■ Aim of the exercise
Below are records to be output exactly, every one of them.

++++

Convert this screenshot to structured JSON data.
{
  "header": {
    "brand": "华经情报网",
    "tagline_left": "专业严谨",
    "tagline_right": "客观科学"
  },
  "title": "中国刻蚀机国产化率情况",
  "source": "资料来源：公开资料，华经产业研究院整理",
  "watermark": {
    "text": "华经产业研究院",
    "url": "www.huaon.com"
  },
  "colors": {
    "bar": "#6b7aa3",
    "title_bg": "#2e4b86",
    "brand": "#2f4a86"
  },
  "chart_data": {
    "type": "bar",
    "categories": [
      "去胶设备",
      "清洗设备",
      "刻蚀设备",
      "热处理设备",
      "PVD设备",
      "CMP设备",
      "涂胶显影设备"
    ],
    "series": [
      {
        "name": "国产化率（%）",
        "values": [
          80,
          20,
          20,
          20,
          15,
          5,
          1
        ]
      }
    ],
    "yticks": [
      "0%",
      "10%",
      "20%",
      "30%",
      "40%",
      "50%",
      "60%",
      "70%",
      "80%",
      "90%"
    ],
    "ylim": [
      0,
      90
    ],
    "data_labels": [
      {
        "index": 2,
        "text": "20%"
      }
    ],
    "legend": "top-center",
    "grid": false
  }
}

++++

■ The result
Convert this screenshot to structured JSON data.
{
  "header": {
    "brand": "华经情报网",
    "tagline_left": "专业严谨",
    "tagline_right": "客观科学"
  },
  "title": "中国刻蚀机国产化率情况",
  "source": "资料来源：公开资料，华经产业研究院整理",
  "watermark": {
    "text": "华经产业研究院",
    "url": "www.huaon.com"
  },
  "colors": {
    "bar": "#6b7aa3",
    "title_bg": "#2e4b86",
    "brand": "#2f4a86"
  },
  "chart_data": {
    "type": "bar",
    "categories": [
      "去胶设备",
      "清洗设备",
      "刻蚀设备",
      "热处理设备",
      "PVD设备",
      "CMP设备",
      "涂胶显影设备"
    ],
    "series": [
      {
        "name": "国产化率（%）",
        "values": [
          80,
          20,
          20,
          20,
          15,
          5,
          1
        ]
      }
    ],
    "yticks": [
      "0%",
      "10%",
      "20%",
      "30%",
      "40%",
      "50%",
      "60%",
      "70%",
      "80%",
      "90%"
    ],
    "ylim": [
      0,
      90
    ],
    "data_labels": [
      {
        "index": 2,
        "text": "20%"
      }
    ],
    "legend": "top-center",
    "grid": false
  }
}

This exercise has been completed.